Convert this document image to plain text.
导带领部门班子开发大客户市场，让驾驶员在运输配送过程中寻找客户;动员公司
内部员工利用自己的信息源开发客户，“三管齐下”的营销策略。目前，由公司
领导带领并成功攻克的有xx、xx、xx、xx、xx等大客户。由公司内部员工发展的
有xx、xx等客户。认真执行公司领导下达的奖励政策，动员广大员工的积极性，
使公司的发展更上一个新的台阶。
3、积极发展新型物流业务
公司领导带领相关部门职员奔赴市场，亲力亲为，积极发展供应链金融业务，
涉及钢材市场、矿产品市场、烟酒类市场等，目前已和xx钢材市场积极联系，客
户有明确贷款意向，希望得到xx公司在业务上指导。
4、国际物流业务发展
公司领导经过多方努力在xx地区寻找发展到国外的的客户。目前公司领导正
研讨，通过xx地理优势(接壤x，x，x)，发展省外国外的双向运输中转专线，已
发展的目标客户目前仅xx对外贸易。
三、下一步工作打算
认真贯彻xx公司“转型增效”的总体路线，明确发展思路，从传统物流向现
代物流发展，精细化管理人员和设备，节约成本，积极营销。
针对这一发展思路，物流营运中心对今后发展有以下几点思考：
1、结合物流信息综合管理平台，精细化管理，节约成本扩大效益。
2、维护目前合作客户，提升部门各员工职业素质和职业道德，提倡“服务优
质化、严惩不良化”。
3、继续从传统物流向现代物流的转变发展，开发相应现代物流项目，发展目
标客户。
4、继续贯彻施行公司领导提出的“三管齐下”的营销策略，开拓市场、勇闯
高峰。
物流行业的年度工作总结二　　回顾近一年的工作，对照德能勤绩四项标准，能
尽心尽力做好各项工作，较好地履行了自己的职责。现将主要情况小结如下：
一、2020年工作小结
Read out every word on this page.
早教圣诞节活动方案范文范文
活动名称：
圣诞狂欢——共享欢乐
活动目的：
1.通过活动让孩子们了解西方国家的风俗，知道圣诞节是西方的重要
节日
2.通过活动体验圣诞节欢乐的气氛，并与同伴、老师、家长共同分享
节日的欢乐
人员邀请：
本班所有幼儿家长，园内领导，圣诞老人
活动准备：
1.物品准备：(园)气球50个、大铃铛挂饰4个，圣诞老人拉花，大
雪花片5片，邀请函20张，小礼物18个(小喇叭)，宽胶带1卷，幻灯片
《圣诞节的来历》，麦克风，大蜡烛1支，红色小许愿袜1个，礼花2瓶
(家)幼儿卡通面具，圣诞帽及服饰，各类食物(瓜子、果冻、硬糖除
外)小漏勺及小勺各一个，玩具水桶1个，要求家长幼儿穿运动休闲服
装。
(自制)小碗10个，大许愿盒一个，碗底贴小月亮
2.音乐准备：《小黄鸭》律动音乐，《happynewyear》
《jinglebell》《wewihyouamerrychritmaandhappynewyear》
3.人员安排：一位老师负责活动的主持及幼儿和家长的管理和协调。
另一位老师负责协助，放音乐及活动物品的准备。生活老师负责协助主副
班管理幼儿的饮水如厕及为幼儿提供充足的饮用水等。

++++++++++++++++++++

GIVEN REQUEST -
Extract every entry above as it appears.

EXERCISE RESPONSE -
Convert this document image to plain text.
导带领部门班子开发大客户市场，让驾驶员在运输配送过程中寻找客户;动员公司
内部员工利用自己的信息源开发客户，“三管齐下”的营销策略。目前，由公司
领导带领并成功攻克的有xx、xx、xx、xx、xx等大客户。由公司内部员工发展的
有xx、xx等客户。认真执行公司领导下达的奖励政策，动员广大员工的积极性，
使公司的发展更上一个新的台阶。
3、积极发展新型物流业务
公司领导带领相关部门职员奔赴市场，亲力亲为，积极发展供应链金融业务，
涉及钢材市场、矿产品市场、烟酒类市场等，目前已和xx钢材市场积极联系，客
户有明确贷款意向，希望得到xx公司在业务上指导。
4、国际物流业务发展
公司领导经过多方努力在xx地区寻找发展到国外的的客户。目前公司领导正
研讨，通过xx地理优势(接壤x，x，x)，发展省外国外的双向运输中转专线，已
发展的目标客户目前仅xx对外贸易。
三、下一步工作打算
认真贯彻xx公司“转型增效”的总体路线，明确发展思路，从传统物流向现
代物流发展，精细化管理人员和设备，节约成本，积极营销。
针对这一发展思路，物流营运中心对今后发展有以下几点思考：
1、结合物流信息综合管理平台，精细化管理，节约成本扩大效益。
2、维护目前合作客户，提升部门各员工职业素质和职业道德，提倡“服务优
质化、严惩不良化”。
3、继续从传统物流向现代物流的转变发展，开发相应现代物流项目，发展目
标客户。
4、继续贯彻施行公司领导提出的“三管齐下”的营销策略，开拓市场、勇闯
高峰。
物流行业的年度工作总结二　　回顾近一年的工作，对照德能勤绩四项标准，能
尽心尽力做好各项工作，较好地履行了自己的职责。现将主要情况小结如下：
一、2020年工作小结
Read out every word on this page.
早教圣诞节活动方案范文范文
活动名称：
圣诞狂欢——共享欢乐
活动目的：
1.通过活动让孩子们了解西方国家的风俗，知道圣诞节是西方的重要
节日
2.通过活动体验圣诞节欢乐的气氛，并与同伴、老师、家长共同分享
节日的欢乐
人员邀请：
本班所有幼儿家长，园内领导，圣诞老人
活动准备：
1.物品准备：(园)气球50个、大铃铛挂饰4个，圣诞老人拉花，大
雪花片5片，邀请函20张，小礼物18个(小喇叭)，宽胶带1卷，幻灯片
《圣诞节的来历》，麦克风，大蜡烛1支，红色小许愿袜1个，礼花2瓶
(家)幼儿卡通面具，圣诞帽及服饰，各类食物(瓜子、果冻、硬糖除
外)小漏勺及小勺各一个，玩具水桶1个，要求家长幼儿穿运动休闲服
装。
(自制)小碗10个，大许愿盒一个，碗底贴小月亮
2.音乐准备：《小黄鸭》律动音乐，《happynewyear》
《jinglebell》《wewihyouamerrychritmaandhappynewyear》
3.人员安排：一位老师负责活动的主持及幼儿和家长的管理和协调。
另一位老师负责协助，放音乐及活动物品的准备。生活老师负责协助主副
班管理幼儿的饮水如厕及为幼儿提供充足的饮用水等。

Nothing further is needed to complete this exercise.